» WRITTEN REQUEST: Copy out the data below, replacing every occurrence of "elements" with "items" and changing nothing else.

» GIVEN RECORDS:
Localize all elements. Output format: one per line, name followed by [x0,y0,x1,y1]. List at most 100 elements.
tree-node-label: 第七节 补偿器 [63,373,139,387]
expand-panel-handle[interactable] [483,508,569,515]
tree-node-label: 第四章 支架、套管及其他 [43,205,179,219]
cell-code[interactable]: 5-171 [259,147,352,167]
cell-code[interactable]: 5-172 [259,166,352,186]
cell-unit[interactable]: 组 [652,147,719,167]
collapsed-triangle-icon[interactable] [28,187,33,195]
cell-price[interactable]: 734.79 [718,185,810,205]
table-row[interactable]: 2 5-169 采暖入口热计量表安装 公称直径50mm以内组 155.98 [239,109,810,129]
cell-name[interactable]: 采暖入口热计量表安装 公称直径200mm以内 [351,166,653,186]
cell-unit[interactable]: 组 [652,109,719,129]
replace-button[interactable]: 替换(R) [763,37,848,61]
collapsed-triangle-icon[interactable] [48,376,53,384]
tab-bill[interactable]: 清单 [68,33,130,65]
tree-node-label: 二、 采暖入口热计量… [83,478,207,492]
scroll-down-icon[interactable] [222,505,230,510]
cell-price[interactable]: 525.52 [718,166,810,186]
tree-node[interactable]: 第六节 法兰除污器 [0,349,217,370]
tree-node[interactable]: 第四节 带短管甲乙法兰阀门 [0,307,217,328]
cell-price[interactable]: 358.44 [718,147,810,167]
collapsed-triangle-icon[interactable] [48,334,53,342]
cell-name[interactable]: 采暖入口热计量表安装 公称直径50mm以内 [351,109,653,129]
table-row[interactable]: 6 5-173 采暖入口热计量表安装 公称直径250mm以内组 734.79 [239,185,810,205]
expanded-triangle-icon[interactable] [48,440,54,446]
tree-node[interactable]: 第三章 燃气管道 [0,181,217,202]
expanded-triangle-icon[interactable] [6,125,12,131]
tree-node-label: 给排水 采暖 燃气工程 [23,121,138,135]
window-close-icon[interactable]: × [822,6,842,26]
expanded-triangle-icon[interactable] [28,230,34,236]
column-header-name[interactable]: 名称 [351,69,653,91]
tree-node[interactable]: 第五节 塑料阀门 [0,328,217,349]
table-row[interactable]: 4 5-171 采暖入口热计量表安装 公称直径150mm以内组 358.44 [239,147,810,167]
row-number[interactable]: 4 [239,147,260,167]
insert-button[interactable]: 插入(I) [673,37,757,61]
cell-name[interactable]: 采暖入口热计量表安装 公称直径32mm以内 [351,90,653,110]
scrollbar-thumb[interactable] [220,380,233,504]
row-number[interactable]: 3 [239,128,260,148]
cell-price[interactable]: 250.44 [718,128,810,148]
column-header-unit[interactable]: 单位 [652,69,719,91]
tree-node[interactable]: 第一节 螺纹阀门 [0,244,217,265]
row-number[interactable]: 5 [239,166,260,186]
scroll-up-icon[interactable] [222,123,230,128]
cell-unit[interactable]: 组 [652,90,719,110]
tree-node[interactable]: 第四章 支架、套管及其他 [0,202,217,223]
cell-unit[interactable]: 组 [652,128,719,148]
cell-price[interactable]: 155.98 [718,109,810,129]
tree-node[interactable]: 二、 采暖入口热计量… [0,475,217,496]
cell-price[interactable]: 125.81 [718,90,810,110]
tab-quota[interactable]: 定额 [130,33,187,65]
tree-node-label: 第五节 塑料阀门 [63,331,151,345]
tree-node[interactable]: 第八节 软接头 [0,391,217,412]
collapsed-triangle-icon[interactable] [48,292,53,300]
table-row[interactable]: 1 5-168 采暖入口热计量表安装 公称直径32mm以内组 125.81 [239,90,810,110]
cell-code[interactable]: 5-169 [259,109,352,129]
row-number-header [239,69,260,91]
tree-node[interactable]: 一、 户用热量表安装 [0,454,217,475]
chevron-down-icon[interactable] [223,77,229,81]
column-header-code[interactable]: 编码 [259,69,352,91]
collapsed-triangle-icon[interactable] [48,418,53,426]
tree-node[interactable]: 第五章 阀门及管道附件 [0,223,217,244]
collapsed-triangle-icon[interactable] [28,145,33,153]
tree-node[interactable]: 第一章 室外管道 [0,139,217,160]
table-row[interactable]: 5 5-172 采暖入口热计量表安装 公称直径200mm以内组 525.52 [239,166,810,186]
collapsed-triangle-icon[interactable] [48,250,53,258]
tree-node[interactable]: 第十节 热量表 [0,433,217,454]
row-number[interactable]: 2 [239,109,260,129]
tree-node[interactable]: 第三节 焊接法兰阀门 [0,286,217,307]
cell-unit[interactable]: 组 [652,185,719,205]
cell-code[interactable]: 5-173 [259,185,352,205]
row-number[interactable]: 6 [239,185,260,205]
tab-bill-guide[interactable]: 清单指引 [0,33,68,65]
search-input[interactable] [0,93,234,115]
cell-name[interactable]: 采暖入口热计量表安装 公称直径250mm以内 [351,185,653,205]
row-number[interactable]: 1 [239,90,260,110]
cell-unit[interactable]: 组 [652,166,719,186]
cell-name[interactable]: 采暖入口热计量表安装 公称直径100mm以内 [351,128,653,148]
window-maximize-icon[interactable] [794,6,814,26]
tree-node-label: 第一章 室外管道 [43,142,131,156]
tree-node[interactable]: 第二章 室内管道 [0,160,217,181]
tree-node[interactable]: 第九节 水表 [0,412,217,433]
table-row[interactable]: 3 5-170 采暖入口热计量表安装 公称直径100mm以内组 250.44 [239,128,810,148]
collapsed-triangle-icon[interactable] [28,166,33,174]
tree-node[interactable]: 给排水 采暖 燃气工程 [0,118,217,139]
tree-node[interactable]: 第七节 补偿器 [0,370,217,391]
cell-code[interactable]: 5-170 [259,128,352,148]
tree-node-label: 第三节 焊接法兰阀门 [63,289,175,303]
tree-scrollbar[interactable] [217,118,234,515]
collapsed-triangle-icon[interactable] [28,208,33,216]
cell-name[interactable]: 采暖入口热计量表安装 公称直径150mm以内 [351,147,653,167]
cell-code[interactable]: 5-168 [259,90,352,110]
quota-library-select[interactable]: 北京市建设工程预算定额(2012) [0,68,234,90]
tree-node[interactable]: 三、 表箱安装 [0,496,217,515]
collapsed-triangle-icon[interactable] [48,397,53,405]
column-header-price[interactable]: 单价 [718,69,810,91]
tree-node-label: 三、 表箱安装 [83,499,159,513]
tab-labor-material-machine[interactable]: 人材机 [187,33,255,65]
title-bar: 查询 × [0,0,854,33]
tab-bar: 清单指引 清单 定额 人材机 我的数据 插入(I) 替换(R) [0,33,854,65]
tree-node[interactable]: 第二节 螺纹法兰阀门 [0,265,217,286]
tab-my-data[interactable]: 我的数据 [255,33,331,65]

» SOLUTION TO THIS EXERCISE:
Localize all items. Output format: one per line, name followed by [x0,y0,x1,y1]. List at most 100 items.
tree-node-label: 第七节 补偿器 [63,373,139,387]
expand-panel-handle[interactable] [483,508,569,515]
tree-node-label: 第四章 支架、套管及其他 [43,205,179,219]
cell-code[interactable]: 5-171 [259,147,352,167]
cell-code[interactable]: 5-172 [259,166,352,186]
cell-unit[interactable]: 组 [652,147,719,167]
collapsed-triangle-icon[interactable] [28,187,33,195]
cell-price[interactable]: 734.79 [718,185,810,205]
table-row[interactable]: 2 5-169 采暖入口热计量表安装 公称直径50mm以内组 155.98 [239,109,810,129]
cell-name[interactable]: 采暖入口热计量表安装 公称直径200mm以内 [351,166,653,186]
cell-unit[interactable]: 组 [652,109,719,129]
replace-button[interactable]: 替换(R) [763,37,848,61]
collapsed-triangle-icon[interactable] [48,376,53,384]
tab-bill[interactable]: 清单 [68,33,130,65]
tree-node-label: 二、 采暖入口热计量… [83,478,207,492]
scroll-down-icon[interactable] [222,505,230,510]
cell-price[interactable]: 525.52 [718,166,810,186]
tree-node[interactable]: 第六节 法兰除污器 [0,349,217,370]
tree-node[interactable]: 第四节 带短管甲乙法兰阀门 [0,307,217,328]
cell-price[interactable]: 358.44 [718,147,810,167]
collapsed-triangle-icon[interactable] [48,334,53,342]
cell-name[interactable]: 采暖入口热计量表安装 公称直径50mm以内 [351,109,653,129]
table-row[interactable]: 6 5-173 采暖入口热计量表安装 公称直径250mm以内组 734.79 [239,185,810,205]
expanded-triangle-icon[interactable] [48,440,54,446]
tree-node[interactable]: 第三章 燃气管道 [0,181,217,202]
expanded-triangle-icon[interactable] [6,125,12,131]
tree-node-label: 给排水 采暖 燃气工程 [23,121,138,135]
window-close-icon[interactable]: × [822,6,842,26]
expanded-triangle-icon[interactable] [28,230,34,236]
column-header-name[interactable]: 名称 [351,69,653,91]
tree-node[interactable]: 第五节 塑料阀门 [0,328,217,349]
table-row[interactable]: 4 5-171 采暖入口热计量表安装 公称直径150mm以内组 358.44 [239,147,810,167]
row-number[interactable]: 4 [239,147,260,167]
insert-button[interactable]: 插入(I) [673,37,757,61]
cell-name[interactable]: 采暖入口热计量表安装 公称直径32mm以内 [351,90,653,110]
scrollbar-thumb[interactable] [220,380,233,504]
row-number[interactable]: 3 [239,128,260,148]
cell-price[interactable]: 250.44 [718,128,810,148]
column-header-unit[interactable]: 单位 [652,69,719,91]
tree-node[interactable]: 第一节 螺纹阀门 [0,244,217,265]
row-number[interactable]: 5 [239,166,260,186]
scroll-up-icon[interactable] [222,123,230,128]
cell-unit[interactable]: 组 [652,90,719,110]
tree-node[interactable]: 第四章 支架、套管及其他 [0,202,217,223]
cell-unit[interactable]: 组 [652,128,719,148]
cell-price[interactable]: 155.98 [718,109,810,129]
tree-node[interactable]: 二、 采暖入口热计量… [0,475,217,496]
cell-price[interactable]: 125.81 [718,90,810,110]
tab-quota[interactable]: 定额 [130,33,187,65]
tree-node-label: 第五节 塑料阀门 [63,331,151,345]
tree-node[interactable]: 第八节 软接头 [0,391,217,412]
collapsed-triangle-icon[interactable] [48,292,53,300]
table-row[interactable]: 1 5-168 采暖入口热计量表安装 公称直径32mm以内组 125.81 [239,90,810,110]
cell-code[interactable]: 5-169 [259,109,352,129]
row-number-header [239,69,260,91]
tree-node[interactable]: 一、 户用热量表安装 [0,454,217,475]
chevron-down-icon[interactable] [223,77,229,81]
column-header-code[interactable]: 编码 [259,69,352,91]
collapsed-triangle-icon[interactable] [48,418,53,426]
tree-node[interactable]: 第五章 阀门及管道附件 [0,223,217,244]
collapsed-triangle-icon[interactable] [28,145,33,153]
tree-node[interactable]: 第一章 室外管道 [0,139,217,160]
table-row[interactable]: 5 5-172 采暖入口热计量表安装 公称直径200mm以内组 525.52 [239,166,810,186]
collapsed-triangle-icon[interactable] [48,250,53,258]
tree-node[interactable]: 第十节 热量表 [0,433,217,454]
row-number[interactable]: 2 [239,109,260,129]
tree-node[interactable]: 第三节 焊接法兰阀门 [0,286,217,307]
cell-unit[interactable]: 组 [652,185,719,205]
cell-code[interactable]: 5-173 [259,185,352,205]
row-number[interactable]: 6 [239,185,260,205]
tab-bill-guide[interactable]: 清单指引 [0,33,68,65]
search-input[interactable] [0,93,234,115]
cell-name[interactable]: 采暖入口热计量表安装 公称直径250mm以内 [351,185,653,205]
row-number[interactable]: 1 [239,90,260,110]
cell-unit[interactable]: 组 [652,166,719,186]
cell-name[interactable]: 采暖入口热计量表安装 公称直径100mm以内 [351,128,653,148]
window-maximize-icon[interactable] [794,6,814,26]
tree-node-label: 第一章 室外管道 [43,142,131,156]
tree-node[interactable]: 第二章 室内管道 [0,160,217,181]
tree-node[interactable]: 第九节 水表 [0,412,217,433]
table-row[interactable]: 3 5-170 采暖入口热计量表安装 公称直径100mm以内组 250.44 [239,128,810,148]
collapsed-triangle-icon[interactable] [28,166,33,174]
tree-node[interactable]: 给排水 采暖 燃气工程 [0,118,217,139]
tree-node[interactable]: 第七节 补偿器 [0,370,217,391]
cell-code[interactable]: 5-170 [259,128,352,148]
tree-node-label: 第三节 焊接法兰阀门 [63,289,175,303]
tree-scrollbar[interactable] [217,118,234,515]
collapsed-triangle-icon[interactable] [28,208,33,216]
cell-name[interactable]: 采暖入口热计量表安装 公称直径150mm以内 [351,147,653,167]
cell-code[interactable]: 5-168 [259,90,352,110]
quota-library-select[interactable]: 北京市建设工程预算定额(2012) [0,68,234,90]
tree-node[interactable]: 三、 表箱安装 [0,496,217,515]
collapsed-triangle-icon[interactable] [48,397,53,405]
column-header-price[interactable]: 单价 [718,69,810,91]
tree-node-label: 三、 表箱安装 [83,499,159,513]
tab-labor-material-machine[interactable]: 人材机 [187,33,255,65]
title-bar: 查询 × [0,0,854,33]
tab-bar: 清单指引 清单 定额 人材机 我的数据 插入(I) 替换(R) [0,33,854,65]
tree-node[interactable]: 第二节 螺纹法兰阀门 [0,265,217,286]
tab-my-data[interactable]: 我的数据 [255,33,331,65]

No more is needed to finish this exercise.